● Problem requirements
Extract all lines that hold "Palantir" from the records below.

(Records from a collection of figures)
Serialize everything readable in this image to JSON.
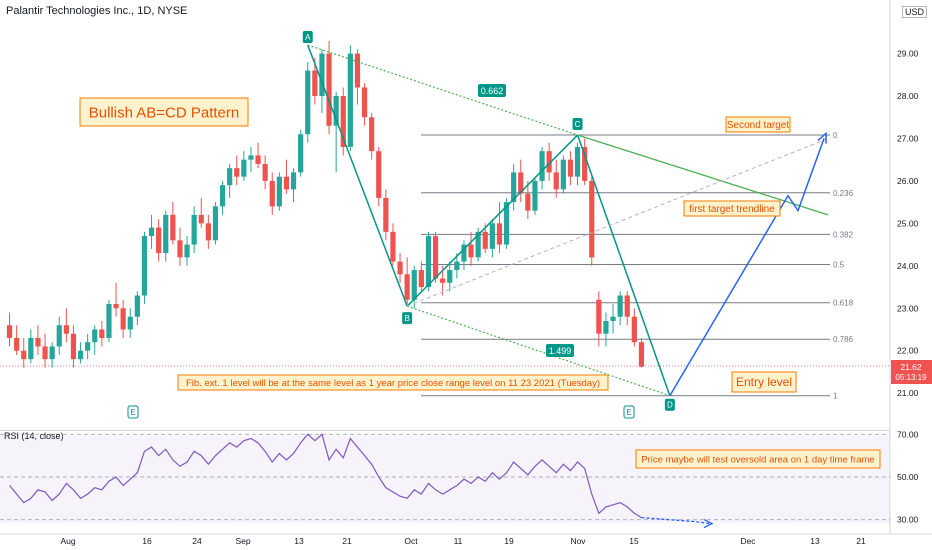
{
  "header": {
    "title": "Palantir Technologies Inc., 1D, NYSE",
    "currency": "USD"
  },
  "colors": {
    "up": "#26a69a",
    "down": "#ef5350",
    "green_line": "#4caf50",
    "teal": "#009688",
    "blue": "#2962ff",
    "fib": "#787b86",
    "rsi": "#7e57c2",
    "note_bg": "#fff3cd",
    "note_border": "#f57c00",
    "note_text": "#e65100"
  },
  "chart_data": [
    {
      "type": "candlestick",
      "title": "Palantir Technologies Inc., 1D, NYSE",
      "ylim": [
        20.5,
        30
      ],
      "y_ticks": [
        "29.00",
        "28.00",
        "27.00",
        "26.00",
        "25.00",
        "24.00",
        "23.00",
        "22.00",
        "21.00"
      ],
      "y_tick_values": [
        29,
        28,
        27,
        26,
        25,
        24,
        23,
        22,
        21
      ],
      "x_ticks": [
        "Aug",
        "16",
        "24",
        "Sep",
        "13",
        "21",
        "Oct",
        "11",
        "19",
        "Nov",
        "15",
        "Dec",
        "13",
        "21"
      ],
      "price_label": "21.62",
      "countdown_label": "05:13:19",
      "last_price": 21.62,
      "ohlc": [
        [
          22.6,
          22.9,
          22.1,
          22.3
        ],
        [
          22.3,
          22.6,
          21.9,
          22.0
        ],
        [
          22.0,
          22.3,
          21.6,
          21.8
        ],
        [
          21.8,
          22.5,
          21.7,
          22.3
        ],
        [
          22.3,
          22.6,
          21.9,
          22.1
        ],
        [
          22.1,
          22.4,
          21.6,
          21.8
        ],
        [
          21.8,
          22.2,
          21.6,
          22.1
        ],
        [
          22.1,
          22.8,
          21.9,
          22.6
        ],
        [
          22.6,
          23.0,
          22.2,
          22.4
        ],
        [
          22.4,
          22.6,
          21.6,
          21.8
        ],
        [
          21.8,
          22.2,
          21.7,
          22.0
        ],
        [
          22.0,
          22.4,
          21.8,
          22.2
        ],
        [
          22.2,
          22.6,
          21.9,
          22.5
        ],
        [
          22.5,
          22.7,
          22.1,
          22.3
        ],
        [
          22.3,
          23.2,
          22.2,
          23.1
        ],
        [
          23.1,
          23.6,
          22.8,
          23.0
        ],
        [
          23.0,
          23.2,
          22.3,
          22.5
        ],
        [
          22.5,
          23.0,
          22.3,
          22.8
        ],
        [
          22.8,
          23.4,
          22.6,
          23.3
        ],
        [
          23.3,
          24.8,
          23.1,
          24.7
        ],
        [
          24.7,
          25.2,
          24.4,
          24.9
        ],
        [
          24.9,
          25.1,
          24.1,
          24.3
        ],
        [
          24.3,
          25.3,
          24.1,
          25.2
        ],
        [
          25.2,
          25.5,
          24.5,
          24.6
        ],
        [
          24.6,
          24.9,
          24.0,
          24.2
        ],
        [
          24.2,
          24.7,
          24.0,
          24.5
        ],
        [
          24.5,
          25.4,
          24.3,
          25.2
        ],
        [
          25.2,
          25.6,
          24.9,
          25.0
        ],
        [
          25.0,
          25.2,
          24.4,
          24.6
        ],
        [
          24.6,
          25.5,
          24.5,
          25.4
        ],
        [
          25.4,
          26.0,
          25.2,
          25.9
        ],
        [
          25.9,
          26.4,
          25.6,
          26.3
        ],
        [
          26.3,
          26.6,
          25.9,
          26.1
        ],
        [
          26.1,
          26.7,
          26.0,
          26.5
        ],
        [
          26.5,
          26.8,
          26.2,
          26.6
        ],
        [
          26.6,
          26.9,
          26.3,
          26.4
        ],
        [
          26.4,
          26.6,
          25.8,
          26.0
        ],
        [
          26.0,
          26.2,
          25.2,
          25.4
        ],
        [
          25.4,
          26.2,
          25.3,
          26.1
        ],
        [
          26.1,
          26.5,
          25.7,
          25.8
        ],
        [
          25.8,
          26.3,
          25.5,
          26.2
        ],
        [
          26.2,
          27.2,
          26.1,
          27.1
        ],
        [
          27.1,
          28.8,
          26.9,
          28.6
        ],
        [
          28.6,
          28.9,
          27.8,
          28.0
        ],
        [
          28.0,
          29.1,
          27.6,
          29.0
        ],
        [
          29.0,
          29.3,
          27.1,
          27.3
        ],
        [
          27.3,
          28.1,
          26.2,
          28.0
        ],
        [
          28.0,
          28.2,
          26.6,
          26.8
        ],
        [
          26.8,
          29.2,
          26.7,
          29.0
        ],
        [
          29.0,
          29.1,
          27.8,
          28.2
        ],
        [
          28.2,
          28.3,
          27.3,
          27.5
        ],
        [
          27.5,
          27.6,
          26.5,
          26.7
        ],
        [
          26.7,
          26.8,
          25.4,
          25.6
        ],
        [
          25.6,
          25.8,
          24.6,
          24.8
        ],
        [
          24.8,
          25.0,
          24.0,
          24.1
        ],
        [
          24.1,
          24.3,
          23.6,
          23.8
        ],
        [
          23.8,
          24.2,
          23.1,
          23.2
        ],
        [
          23.2,
          24.0,
          23.0,
          23.9
        ],
        [
          23.9,
          24.1,
          23.4,
          23.5
        ],
        [
          23.5,
          24.8,
          23.4,
          24.7
        ],
        [
          24.7,
          24.8,
          23.6,
          23.7
        ],
        [
          23.7,
          24.0,
          23.3,
          23.6
        ],
        [
          23.6,
          24.1,
          23.4,
          23.9
        ],
        [
          23.9,
          24.3,
          23.7,
          24.1
        ],
        [
          24.1,
          24.6,
          23.9,
          24.5
        ],
        [
          24.5,
          24.8,
          24.0,
          24.2
        ],
        [
          24.2,
          24.9,
          24.1,
          24.8
        ],
        [
          24.8,
          25.0,
          24.3,
          24.4
        ],
        [
          24.4,
          25.1,
          24.2,
          25.0
        ],
        [
          25.0,
          25.5,
          24.3,
          24.5
        ],
        [
          24.5,
          25.6,
          24.4,
          25.5
        ],
        [
          25.5,
          26.4,
          25.3,
          26.2
        ],
        [
          26.2,
          26.5,
          25.5,
          25.7
        ],
        [
          25.7,
          26.0,
          25.1,
          25.3
        ],
        [
          25.3,
          26.1,
          25.2,
          26.0
        ],
        [
          26.0,
          26.8,
          25.8,
          26.7
        ],
        [
          26.7,
          26.9,
          26.0,
          26.2
        ],
        [
          26.2,
          26.5,
          25.6,
          25.8
        ],
        [
          25.8,
          26.6,
          25.7,
          26.5
        ],
        [
          26.5,
          26.7,
          25.9,
          26.1
        ],
        [
          26.1,
          26.9,
          25.9,
          26.8
        ],
        [
          26.8,
          27.0,
          25.9,
          26.0
        ],
        [
          26.0,
          26.1,
          24.0,
          24.2
        ],
        [
          23.2,
          23.4,
          22.1,
          22.4
        ],
        [
          22.4,
          22.9,
          22.1,
          22.7
        ],
        [
          22.7,
          23.1,
          22.4,
          22.8
        ],
        [
          22.8,
          23.4,
          22.6,
          23.3
        ],
        [
          23.3,
          23.4,
          22.6,
          22.8
        ],
        [
          22.8,
          23.0,
          22.1,
          22.2
        ],
        [
          22.2,
          22.3,
          21.6,
          21.62
        ]
      ]
    },
    {
      "type": "line",
      "title": "RSI (14, close)",
      "ylim": [
        28,
        72
      ],
      "y_ticks": [
        "70.00",
        "50.00",
        "30.00"
      ],
      "y_tick_values": [
        70,
        50,
        30
      ],
      "values": [
        46,
        42,
        38,
        40,
        44,
        43,
        39,
        42,
        47,
        44,
        40,
        42,
        45,
        44,
        48,
        50,
        46,
        49,
        52,
        62,
        64,
        60,
        63,
        58,
        55,
        57,
        62,
        60,
        56,
        60,
        63,
        66,
        64,
        67,
        68,
        66,
        62,
        57,
        61,
        58,
        61,
        66,
        70,
        67,
        70,
        58,
        63,
        59,
        68,
        64,
        60,
        56,
        50,
        45,
        43,
        41,
        40,
        44,
        42,
        47,
        44,
        42,
        44,
        46,
        49,
        47,
        50,
        48,
        52,
        49,
        52,
        57,
        54,
        51,
        55,
        58,
        55,
        52,
        56,
        53,
        57,
        54,
        42,
        33,
        36,
        37,
        38,
        36,
        33,
        31
      ]
    }
  ],
  "annotations": {
    "pattern_title": "Bullish AB=CD Pattern",
    "second_target": "Second target",
    "first_target": "first target trendline",
    "fib_note": "Fib. ext. 1 level will be at the same level as 1 year price close range level on 11 23 2021 (Tuesday)",
    "entry": "Entry level",
    "rsi_note": "Price maybe will test oversold area on 1 day time frame",
    "ratio_ab": "0.662",
    "ratio_bd": "1.499",
    "point_a": "A",
    "point_b": "B",
    "point_c": "C",
    "point_d": "D",
    "earnings_label": "E"
  },
  "fib_levels": {
    "labels": [
      "0",
      "0.236",
      "0.382",
      "0.5",
      "0.618",
      "0.786",
      "1"
    ],
    "prices": [
      27.08,
      25.72,
      24.74,
      24.03,
      23.13,
      22.27,
      20.94
    ]
  },
  "pattern_points": {
    "A": {
      "bar": 42,
      "price": 29.2
    },
    "B": {
      "bar": 56,
      "price": 23.05
    },
    "C": {
      "bar": 80,
      "price": 27.08
    },
    "D": {
      "bar": 93,
      "price": 20.94
    }
  },
  "projection": {
    "start_price": 20.94,
    "first_target_price": 25.65,
    "pullback_price": 25.3,
    "second_target_price": 27.0
  },
  "rsi_indicator": {
    "label": "RSI (14, close)"
  }
}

● Task result
    "title": "Palantir Technologies Inc., 1D, NYSE",
      "title": "Palantir Technologies Inc., 1D, NYSE",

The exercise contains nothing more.